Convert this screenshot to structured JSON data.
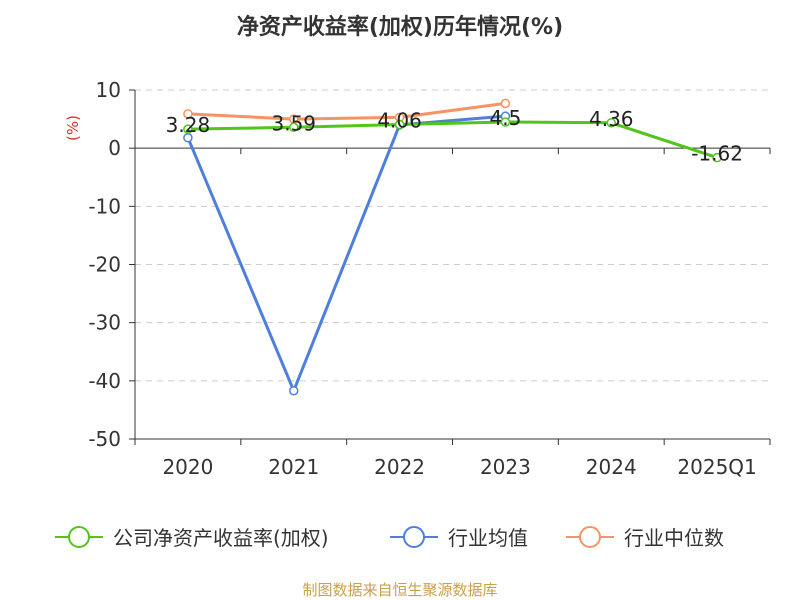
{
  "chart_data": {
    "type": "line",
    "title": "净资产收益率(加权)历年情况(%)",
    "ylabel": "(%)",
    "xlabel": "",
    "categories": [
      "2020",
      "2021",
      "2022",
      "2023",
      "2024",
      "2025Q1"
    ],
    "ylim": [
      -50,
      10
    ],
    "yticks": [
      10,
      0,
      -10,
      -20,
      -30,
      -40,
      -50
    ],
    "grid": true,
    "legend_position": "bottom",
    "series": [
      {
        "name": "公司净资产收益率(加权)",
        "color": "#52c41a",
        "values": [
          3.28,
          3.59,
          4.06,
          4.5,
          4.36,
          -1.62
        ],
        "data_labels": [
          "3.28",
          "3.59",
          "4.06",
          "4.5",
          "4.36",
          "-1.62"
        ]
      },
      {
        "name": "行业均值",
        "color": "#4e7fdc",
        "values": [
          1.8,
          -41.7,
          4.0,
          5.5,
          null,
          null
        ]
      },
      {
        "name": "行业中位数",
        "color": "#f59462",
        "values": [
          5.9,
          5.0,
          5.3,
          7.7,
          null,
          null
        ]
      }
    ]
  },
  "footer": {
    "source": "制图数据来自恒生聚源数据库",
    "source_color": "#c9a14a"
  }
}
┄┄┄┄┄┄┄┄┄┄┄┄┄┄┄┄┄┄┄┄
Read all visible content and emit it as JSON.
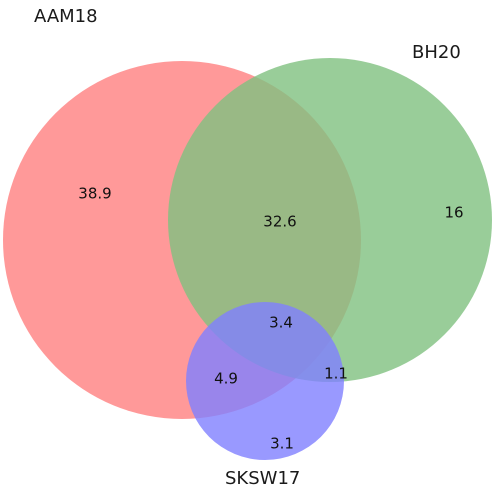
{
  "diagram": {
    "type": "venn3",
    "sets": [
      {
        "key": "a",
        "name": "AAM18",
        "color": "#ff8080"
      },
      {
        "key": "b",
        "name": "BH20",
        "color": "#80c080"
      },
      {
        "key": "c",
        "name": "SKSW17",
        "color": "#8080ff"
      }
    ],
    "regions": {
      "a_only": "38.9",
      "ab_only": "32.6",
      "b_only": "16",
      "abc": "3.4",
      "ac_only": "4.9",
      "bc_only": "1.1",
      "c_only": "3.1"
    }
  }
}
┄┄┄┄┄┄┄┄┄┄┄┄┄┄┄┄┄┄┄┄
- [AIM OF THE TASK] Pull out all lines containing "name".

- [COMPLETED TASK]
        "name": "公司净资产收益率(加权)",
        "name": "行业均值",
        "name": "行业中位数",
        "name": "AAM18",
        "name": "BH20",
        "name": "SKSW17",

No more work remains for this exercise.